WHAT THE EXERCISE ASKS
Pull out the lines starting at the beginning of the records and ending at the line containing "filter-node-images[interactable]: Images (5, 376, 299, 393)", and reproduce them unchanged.

---- EXTRACTED INFORMATION

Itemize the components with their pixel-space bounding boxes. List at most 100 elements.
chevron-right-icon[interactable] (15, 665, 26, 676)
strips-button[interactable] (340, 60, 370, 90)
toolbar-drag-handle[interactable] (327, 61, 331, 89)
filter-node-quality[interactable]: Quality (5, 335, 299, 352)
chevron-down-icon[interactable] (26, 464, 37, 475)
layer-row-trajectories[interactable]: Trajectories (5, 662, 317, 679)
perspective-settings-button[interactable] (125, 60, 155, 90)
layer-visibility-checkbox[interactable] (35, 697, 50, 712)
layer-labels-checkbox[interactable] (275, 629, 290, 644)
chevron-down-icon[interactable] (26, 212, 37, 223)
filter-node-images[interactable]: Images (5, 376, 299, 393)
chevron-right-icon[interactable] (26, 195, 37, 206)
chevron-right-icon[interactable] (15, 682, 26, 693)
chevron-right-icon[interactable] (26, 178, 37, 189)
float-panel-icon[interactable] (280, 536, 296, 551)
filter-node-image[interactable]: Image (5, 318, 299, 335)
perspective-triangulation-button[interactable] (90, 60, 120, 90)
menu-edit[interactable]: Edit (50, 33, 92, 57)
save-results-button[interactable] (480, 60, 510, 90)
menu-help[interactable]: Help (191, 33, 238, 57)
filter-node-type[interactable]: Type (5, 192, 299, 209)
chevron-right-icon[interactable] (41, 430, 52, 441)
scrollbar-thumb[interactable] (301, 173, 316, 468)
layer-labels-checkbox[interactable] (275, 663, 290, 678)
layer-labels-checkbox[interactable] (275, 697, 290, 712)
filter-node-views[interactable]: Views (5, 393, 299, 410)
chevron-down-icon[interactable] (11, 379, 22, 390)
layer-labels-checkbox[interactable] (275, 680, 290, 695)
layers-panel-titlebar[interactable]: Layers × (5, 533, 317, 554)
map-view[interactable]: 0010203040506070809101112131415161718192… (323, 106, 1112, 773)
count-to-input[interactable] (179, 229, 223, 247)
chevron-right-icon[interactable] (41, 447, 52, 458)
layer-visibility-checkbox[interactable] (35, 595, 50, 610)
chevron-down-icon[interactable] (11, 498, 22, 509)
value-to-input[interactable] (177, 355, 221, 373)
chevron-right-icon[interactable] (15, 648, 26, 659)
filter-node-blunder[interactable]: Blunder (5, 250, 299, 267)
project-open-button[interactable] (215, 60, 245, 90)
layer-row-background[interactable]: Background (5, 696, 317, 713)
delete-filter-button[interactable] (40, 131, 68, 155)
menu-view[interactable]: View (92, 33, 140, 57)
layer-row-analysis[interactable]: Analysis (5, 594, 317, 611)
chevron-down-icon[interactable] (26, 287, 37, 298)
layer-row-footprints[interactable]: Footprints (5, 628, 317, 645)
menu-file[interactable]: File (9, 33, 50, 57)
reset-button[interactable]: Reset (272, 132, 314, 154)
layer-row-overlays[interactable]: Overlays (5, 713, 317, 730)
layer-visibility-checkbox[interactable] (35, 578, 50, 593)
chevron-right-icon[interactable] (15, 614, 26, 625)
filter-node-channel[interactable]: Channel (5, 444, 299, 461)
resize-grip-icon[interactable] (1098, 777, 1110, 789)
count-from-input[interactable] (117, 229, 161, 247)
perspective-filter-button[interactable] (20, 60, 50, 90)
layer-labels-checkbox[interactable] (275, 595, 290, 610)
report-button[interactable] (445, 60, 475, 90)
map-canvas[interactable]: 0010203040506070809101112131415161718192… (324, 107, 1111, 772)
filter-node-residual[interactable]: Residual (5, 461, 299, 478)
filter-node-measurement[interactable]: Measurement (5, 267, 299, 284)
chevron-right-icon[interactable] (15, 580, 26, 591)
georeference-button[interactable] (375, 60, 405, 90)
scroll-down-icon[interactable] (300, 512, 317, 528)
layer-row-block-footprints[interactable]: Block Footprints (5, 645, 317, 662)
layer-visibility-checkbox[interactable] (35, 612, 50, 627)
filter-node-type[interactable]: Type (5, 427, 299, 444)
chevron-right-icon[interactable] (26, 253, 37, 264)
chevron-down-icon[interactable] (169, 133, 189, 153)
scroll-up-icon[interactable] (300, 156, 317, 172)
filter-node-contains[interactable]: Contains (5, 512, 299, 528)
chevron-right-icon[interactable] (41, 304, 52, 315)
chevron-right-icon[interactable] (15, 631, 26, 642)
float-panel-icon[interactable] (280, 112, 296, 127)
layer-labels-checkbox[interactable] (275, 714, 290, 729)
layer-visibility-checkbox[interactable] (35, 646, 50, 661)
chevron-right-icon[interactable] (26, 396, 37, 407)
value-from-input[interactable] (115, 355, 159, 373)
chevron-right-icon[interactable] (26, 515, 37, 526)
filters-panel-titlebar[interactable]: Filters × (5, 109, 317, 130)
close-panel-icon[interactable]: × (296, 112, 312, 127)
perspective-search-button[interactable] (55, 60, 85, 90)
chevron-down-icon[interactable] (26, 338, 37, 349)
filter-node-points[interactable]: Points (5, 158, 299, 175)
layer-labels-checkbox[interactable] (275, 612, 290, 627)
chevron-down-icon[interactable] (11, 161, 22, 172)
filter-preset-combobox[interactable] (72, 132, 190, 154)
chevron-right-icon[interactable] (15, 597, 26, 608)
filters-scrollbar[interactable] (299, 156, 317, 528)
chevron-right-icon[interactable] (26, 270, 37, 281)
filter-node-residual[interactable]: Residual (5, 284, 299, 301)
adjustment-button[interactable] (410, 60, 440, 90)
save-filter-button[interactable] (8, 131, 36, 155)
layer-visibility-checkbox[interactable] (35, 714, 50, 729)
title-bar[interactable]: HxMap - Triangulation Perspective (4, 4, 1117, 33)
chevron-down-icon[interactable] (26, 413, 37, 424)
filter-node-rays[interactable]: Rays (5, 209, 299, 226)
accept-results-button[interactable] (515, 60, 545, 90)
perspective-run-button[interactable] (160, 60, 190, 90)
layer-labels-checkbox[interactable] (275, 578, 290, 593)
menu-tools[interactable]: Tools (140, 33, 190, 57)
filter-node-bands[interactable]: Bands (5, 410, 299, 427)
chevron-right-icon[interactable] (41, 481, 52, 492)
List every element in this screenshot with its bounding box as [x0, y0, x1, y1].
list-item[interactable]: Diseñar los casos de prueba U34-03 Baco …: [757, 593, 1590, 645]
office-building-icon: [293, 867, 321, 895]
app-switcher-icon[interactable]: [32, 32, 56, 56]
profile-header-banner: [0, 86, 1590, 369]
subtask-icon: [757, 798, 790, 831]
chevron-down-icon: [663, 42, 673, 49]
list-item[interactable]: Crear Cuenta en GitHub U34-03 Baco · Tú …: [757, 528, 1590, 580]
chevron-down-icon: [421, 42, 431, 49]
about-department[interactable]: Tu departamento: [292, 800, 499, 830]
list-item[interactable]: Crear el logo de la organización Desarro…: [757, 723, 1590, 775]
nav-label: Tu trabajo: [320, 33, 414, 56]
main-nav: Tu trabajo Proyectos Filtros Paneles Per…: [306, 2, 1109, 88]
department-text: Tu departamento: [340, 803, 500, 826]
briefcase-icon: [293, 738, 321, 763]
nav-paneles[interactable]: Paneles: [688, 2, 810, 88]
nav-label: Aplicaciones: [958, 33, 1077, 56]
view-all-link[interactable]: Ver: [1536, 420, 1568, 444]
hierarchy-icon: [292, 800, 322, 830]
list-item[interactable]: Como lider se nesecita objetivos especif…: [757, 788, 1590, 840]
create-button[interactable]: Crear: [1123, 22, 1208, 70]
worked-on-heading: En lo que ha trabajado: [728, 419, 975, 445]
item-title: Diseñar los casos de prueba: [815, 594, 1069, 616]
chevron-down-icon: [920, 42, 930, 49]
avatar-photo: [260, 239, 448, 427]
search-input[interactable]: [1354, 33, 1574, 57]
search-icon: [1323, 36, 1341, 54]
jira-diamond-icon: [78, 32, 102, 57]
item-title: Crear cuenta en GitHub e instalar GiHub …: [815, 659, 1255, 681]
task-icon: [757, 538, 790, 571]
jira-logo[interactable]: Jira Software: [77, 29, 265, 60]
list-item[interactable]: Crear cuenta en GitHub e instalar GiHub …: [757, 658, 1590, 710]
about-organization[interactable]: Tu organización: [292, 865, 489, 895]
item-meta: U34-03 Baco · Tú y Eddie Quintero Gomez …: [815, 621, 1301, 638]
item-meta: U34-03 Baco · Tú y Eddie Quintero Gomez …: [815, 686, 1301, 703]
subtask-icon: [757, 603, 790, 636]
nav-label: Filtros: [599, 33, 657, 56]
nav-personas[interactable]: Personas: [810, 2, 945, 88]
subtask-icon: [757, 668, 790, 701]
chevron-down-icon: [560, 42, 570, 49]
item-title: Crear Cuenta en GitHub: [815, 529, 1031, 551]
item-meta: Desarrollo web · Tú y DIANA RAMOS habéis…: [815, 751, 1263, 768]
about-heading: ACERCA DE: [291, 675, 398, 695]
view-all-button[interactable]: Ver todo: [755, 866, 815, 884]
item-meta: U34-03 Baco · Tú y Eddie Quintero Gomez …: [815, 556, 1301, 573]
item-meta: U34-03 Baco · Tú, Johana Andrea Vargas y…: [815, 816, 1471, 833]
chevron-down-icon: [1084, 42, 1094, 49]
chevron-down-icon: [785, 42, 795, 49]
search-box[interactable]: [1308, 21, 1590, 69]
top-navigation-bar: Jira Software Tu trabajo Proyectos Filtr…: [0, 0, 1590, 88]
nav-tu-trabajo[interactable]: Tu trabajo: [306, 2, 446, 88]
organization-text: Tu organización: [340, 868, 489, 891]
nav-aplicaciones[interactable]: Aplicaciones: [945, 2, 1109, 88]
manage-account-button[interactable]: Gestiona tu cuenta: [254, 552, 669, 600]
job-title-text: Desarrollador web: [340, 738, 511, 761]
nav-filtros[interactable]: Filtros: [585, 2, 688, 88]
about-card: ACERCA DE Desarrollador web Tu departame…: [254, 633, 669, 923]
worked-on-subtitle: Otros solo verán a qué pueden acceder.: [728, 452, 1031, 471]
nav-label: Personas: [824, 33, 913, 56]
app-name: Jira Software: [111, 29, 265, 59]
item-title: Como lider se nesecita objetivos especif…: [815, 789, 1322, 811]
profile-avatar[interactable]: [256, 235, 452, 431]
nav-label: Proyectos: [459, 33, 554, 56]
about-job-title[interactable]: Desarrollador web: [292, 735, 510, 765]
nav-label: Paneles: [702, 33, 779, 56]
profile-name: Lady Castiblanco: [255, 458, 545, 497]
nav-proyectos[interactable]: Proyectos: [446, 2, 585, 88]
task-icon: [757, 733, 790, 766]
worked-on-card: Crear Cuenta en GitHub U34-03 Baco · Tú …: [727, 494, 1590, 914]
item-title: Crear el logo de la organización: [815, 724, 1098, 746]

--------

SOLUTION FOR THIS EXERCISE
Itemize the components with their pixel-space bounding boxes. List at most 100 elements.
chevron-right-icon[interactable] (15, 665, 26, 676)
strips-button[interactable] (340, 60, 370, 90)
toolbar-drag-handle[interactable] (327, 61, 331, 89)
filter-node-quality[interactable]: Quality (5, 335, 299, 352)
chevron-down-icon[interactable] (26, 464, 37, 475)
layer-row-trajectories[interactable]: Trajectories (5, 662, 317, 679)
perspective-settings-button[interactable] (125, 60, 155, 90)
layer-visibility-checkbox[interactable] (35, 697, 50, 712)
layer-labels-checkbox[interactable] (275, 629, 290, 644)
chevron-down-icon[interactable] (26, 212, 37, 223)
filter-node-images[interactable]: Images (5, 376, 299, 393)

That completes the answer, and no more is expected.